- _Required work_
Locate the lines where "foreground" occurs and copy them as they stand.

- _Extracted data entries_
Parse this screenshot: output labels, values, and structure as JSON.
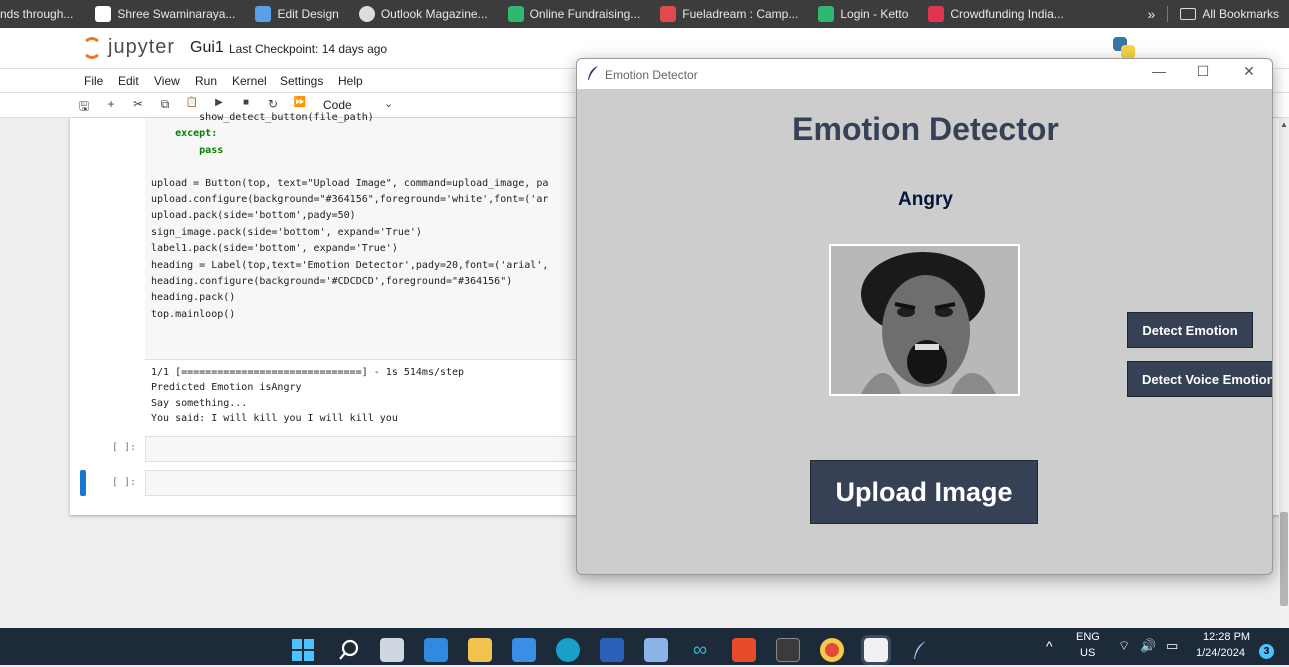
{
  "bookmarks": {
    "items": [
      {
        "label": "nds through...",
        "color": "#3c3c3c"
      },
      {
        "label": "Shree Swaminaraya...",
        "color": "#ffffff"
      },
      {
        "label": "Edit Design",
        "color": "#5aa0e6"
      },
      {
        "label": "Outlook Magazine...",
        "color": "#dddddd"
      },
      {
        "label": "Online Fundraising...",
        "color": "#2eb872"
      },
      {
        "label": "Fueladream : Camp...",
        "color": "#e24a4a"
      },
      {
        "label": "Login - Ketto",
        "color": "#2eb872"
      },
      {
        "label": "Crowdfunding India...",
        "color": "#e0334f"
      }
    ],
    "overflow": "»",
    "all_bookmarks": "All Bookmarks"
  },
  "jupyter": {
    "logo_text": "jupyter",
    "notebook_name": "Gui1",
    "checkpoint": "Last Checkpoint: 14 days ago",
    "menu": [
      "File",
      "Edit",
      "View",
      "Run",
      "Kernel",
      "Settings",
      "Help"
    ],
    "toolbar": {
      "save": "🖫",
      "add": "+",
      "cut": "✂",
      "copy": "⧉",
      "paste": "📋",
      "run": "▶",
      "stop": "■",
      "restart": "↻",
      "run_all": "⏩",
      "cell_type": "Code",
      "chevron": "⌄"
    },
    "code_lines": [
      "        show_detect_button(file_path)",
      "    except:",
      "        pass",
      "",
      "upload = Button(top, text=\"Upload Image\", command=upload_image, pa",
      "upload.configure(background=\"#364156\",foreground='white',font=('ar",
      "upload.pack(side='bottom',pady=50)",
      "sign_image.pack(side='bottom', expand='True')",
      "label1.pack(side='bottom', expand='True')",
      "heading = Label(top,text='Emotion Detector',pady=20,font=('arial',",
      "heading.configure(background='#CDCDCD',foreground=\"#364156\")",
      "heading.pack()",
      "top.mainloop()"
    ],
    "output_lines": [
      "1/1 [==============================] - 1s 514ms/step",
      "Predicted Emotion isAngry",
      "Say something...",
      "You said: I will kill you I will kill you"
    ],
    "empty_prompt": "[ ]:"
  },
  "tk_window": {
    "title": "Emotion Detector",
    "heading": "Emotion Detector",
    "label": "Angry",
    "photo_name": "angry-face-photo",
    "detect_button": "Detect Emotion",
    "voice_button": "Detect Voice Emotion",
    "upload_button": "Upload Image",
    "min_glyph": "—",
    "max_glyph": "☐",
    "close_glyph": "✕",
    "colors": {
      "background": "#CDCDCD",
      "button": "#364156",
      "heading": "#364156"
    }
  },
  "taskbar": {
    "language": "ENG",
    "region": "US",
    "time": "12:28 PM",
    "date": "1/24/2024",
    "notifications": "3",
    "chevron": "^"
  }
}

- _Answer to the exercise_
      "upload.configure(background=\"#364156\",foreground='white',font=('ar",
      "heading.configure(background='#CDCDCD',foreground=\"#364156\")",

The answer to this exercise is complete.